_WHAT YOU NEED TO DO_
Recast the stretch of the listing from the line containing "List UI elements" through the line containing "- recent-searches-dropdown[interactable]: Recent" as a Markdown table with the columns Row and Line, numbering each row and skipping blank lines. Leave out the pictures.

_RECORDED INFORMATION_

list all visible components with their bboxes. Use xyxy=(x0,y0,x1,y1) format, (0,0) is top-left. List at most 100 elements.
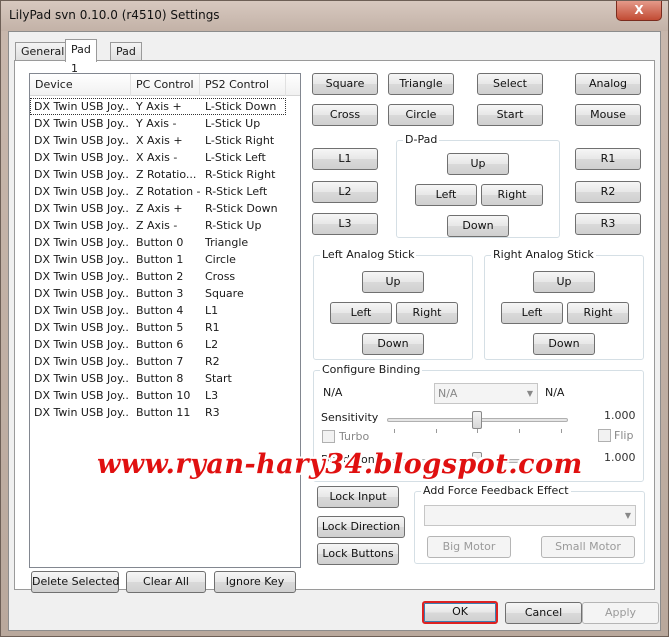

--

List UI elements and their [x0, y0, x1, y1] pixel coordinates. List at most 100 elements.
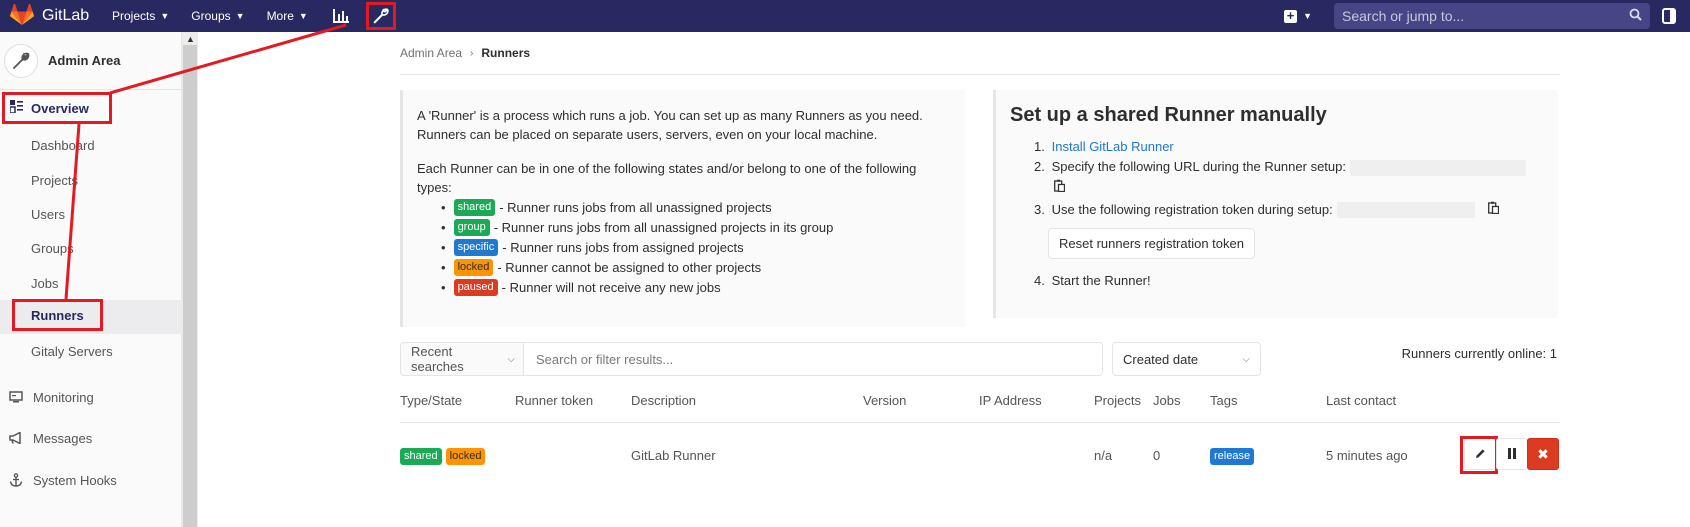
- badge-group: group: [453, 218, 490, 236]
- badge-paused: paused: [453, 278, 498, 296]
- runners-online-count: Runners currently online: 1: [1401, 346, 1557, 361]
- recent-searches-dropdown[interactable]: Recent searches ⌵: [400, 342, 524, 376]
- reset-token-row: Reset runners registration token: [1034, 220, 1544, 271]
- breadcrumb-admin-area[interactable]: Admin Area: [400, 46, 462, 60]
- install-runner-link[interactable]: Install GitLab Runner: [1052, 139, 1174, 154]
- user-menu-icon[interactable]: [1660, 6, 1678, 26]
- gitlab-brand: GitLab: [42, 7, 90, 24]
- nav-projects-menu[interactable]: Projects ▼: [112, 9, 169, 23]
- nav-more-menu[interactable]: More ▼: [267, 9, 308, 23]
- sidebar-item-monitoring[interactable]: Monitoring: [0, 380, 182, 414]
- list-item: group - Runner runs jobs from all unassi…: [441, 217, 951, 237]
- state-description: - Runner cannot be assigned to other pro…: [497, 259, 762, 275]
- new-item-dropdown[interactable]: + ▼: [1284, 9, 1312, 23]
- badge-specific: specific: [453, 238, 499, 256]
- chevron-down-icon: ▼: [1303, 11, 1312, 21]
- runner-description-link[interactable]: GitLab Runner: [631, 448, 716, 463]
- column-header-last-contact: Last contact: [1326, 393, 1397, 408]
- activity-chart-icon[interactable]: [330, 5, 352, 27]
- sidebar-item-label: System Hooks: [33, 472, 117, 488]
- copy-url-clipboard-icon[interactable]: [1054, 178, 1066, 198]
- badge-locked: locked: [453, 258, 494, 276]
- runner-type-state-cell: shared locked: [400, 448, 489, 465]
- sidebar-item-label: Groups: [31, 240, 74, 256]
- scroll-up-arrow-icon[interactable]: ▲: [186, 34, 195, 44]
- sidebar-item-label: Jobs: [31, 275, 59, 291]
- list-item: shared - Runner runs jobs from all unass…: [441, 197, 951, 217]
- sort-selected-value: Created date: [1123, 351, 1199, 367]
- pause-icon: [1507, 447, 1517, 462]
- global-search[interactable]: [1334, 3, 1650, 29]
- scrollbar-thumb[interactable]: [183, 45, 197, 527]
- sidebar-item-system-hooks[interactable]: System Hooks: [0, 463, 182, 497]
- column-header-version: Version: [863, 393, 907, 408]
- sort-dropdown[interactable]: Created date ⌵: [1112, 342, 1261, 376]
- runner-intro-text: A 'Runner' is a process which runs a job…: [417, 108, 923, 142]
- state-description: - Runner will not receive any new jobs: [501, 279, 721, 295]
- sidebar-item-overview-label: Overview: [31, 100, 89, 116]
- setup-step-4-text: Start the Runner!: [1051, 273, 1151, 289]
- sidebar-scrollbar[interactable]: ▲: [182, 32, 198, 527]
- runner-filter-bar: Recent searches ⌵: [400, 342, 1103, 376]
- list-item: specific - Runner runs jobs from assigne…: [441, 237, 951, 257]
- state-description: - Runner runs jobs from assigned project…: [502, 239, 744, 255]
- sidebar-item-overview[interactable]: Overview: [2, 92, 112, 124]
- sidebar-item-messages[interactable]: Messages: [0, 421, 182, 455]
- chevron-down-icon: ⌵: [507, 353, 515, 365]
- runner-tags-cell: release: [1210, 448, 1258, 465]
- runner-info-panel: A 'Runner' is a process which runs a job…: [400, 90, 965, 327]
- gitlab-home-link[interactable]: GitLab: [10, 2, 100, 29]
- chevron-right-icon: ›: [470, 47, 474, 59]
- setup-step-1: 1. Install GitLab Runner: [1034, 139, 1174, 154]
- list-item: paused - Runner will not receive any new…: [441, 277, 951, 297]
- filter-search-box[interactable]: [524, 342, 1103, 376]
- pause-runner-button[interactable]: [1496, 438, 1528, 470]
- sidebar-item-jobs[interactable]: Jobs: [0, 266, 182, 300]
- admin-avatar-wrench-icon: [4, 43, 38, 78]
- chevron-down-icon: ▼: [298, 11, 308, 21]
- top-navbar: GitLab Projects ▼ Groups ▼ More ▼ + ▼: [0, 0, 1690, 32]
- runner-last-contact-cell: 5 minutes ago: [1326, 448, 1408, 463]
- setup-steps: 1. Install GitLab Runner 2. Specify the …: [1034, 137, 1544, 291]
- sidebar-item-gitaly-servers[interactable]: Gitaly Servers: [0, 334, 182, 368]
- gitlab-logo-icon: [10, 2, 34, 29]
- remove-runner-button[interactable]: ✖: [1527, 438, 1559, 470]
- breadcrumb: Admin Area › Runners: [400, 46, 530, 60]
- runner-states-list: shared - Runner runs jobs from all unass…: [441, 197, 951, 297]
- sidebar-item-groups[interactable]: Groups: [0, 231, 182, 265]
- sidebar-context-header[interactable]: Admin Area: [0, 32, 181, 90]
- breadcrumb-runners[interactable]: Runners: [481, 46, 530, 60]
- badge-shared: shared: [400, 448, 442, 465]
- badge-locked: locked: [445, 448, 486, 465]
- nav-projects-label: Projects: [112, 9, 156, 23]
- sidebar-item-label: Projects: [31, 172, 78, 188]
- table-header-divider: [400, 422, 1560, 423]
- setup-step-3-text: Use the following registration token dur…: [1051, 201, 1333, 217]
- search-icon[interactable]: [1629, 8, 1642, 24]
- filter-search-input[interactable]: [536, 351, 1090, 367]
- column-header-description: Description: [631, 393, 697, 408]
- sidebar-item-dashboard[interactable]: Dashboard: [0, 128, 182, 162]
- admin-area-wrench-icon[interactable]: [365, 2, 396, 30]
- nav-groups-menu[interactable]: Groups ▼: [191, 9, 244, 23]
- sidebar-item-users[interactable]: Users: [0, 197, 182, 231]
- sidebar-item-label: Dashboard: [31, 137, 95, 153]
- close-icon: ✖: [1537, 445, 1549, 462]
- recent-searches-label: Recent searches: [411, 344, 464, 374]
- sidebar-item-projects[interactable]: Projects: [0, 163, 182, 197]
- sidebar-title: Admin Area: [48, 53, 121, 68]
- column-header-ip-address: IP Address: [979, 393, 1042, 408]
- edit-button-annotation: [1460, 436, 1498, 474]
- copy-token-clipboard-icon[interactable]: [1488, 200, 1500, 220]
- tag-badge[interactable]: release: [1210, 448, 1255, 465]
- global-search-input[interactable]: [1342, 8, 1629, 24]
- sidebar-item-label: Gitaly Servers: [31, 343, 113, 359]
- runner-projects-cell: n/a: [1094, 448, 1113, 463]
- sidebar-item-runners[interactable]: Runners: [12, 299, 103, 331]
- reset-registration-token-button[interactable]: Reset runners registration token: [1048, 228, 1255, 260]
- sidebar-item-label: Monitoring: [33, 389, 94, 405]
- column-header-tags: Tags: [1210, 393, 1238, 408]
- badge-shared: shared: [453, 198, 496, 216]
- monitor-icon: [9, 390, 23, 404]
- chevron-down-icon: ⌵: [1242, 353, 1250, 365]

--

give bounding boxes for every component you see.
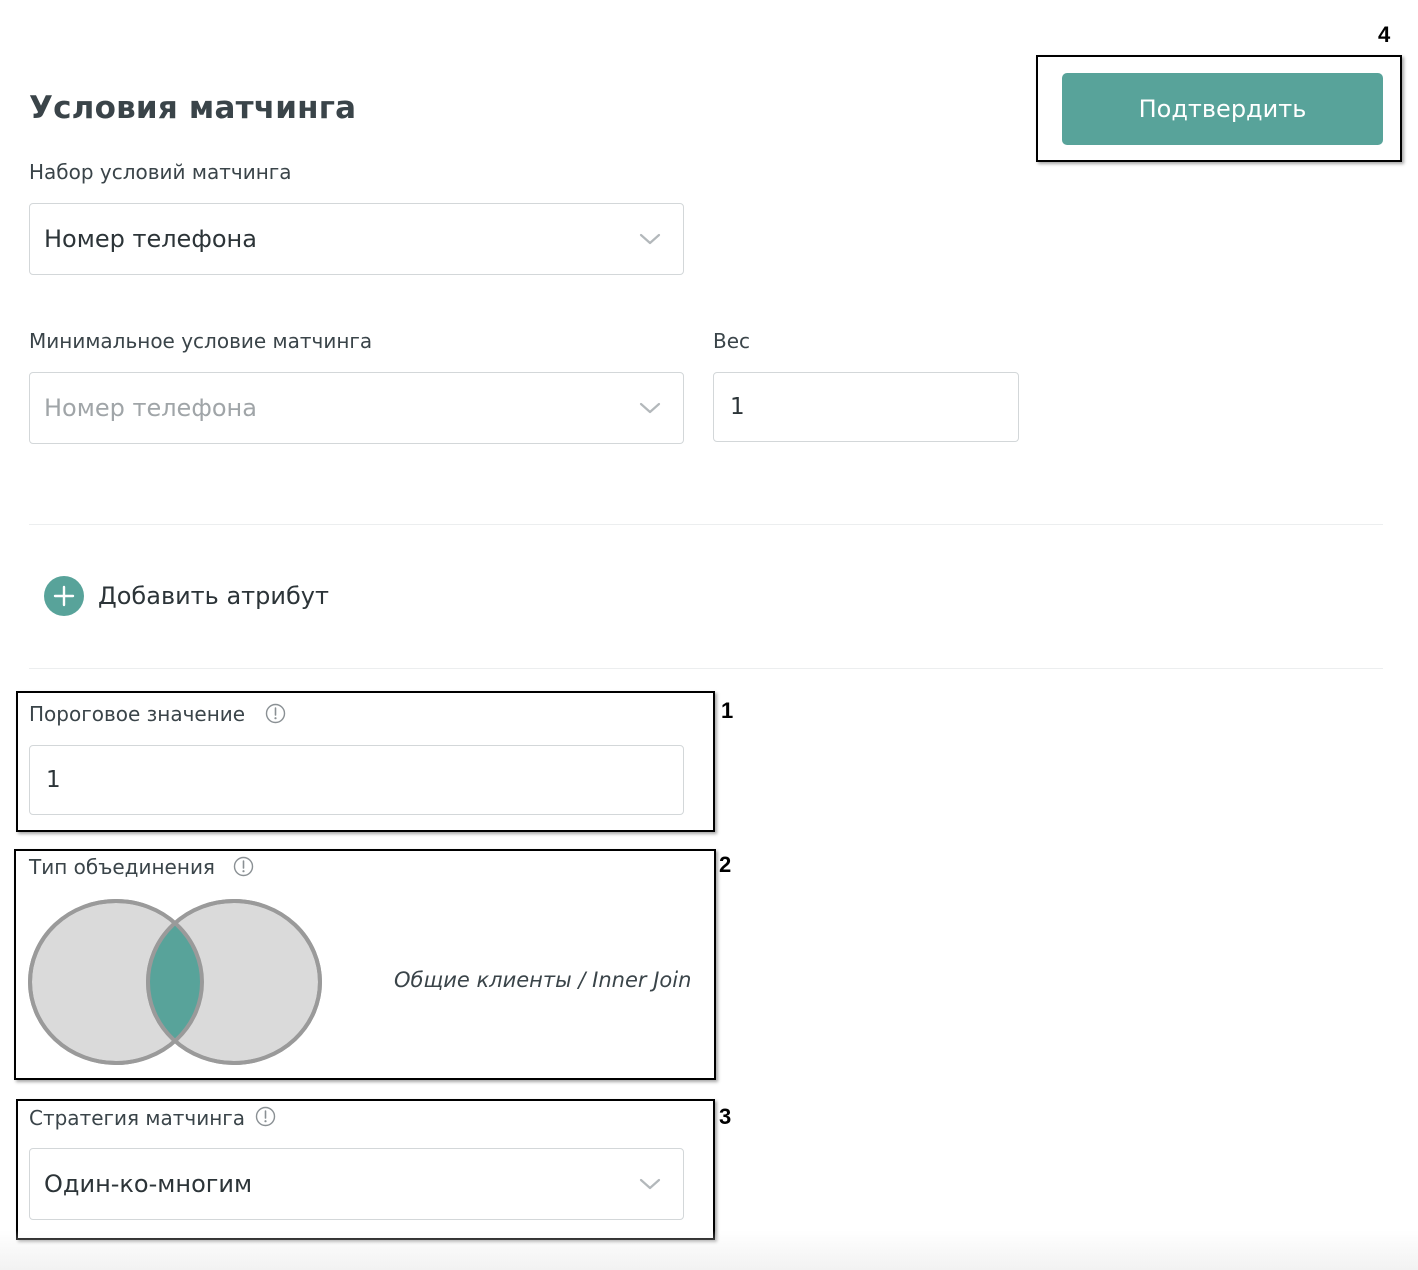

_WORKED ANSWER_
| Row | Line |
|---|---|
| 1 | List UI elements and their [x0, y0, x1, y1] pixel coordinates. List at most 100 elements. |
| 2 | - badge-group: group: [453, 218, 490, 236] |
| 3 | - badge-paused: paused: [453, 278, 498, 296] |
| 4 | - runners-online-count: Runners currently online: 1: [1401, 346, 1557, 361] |
| 5 | - recent-searches-dropdown[interactable]: Recent searches ⌵: [400, 342, 524, 376] |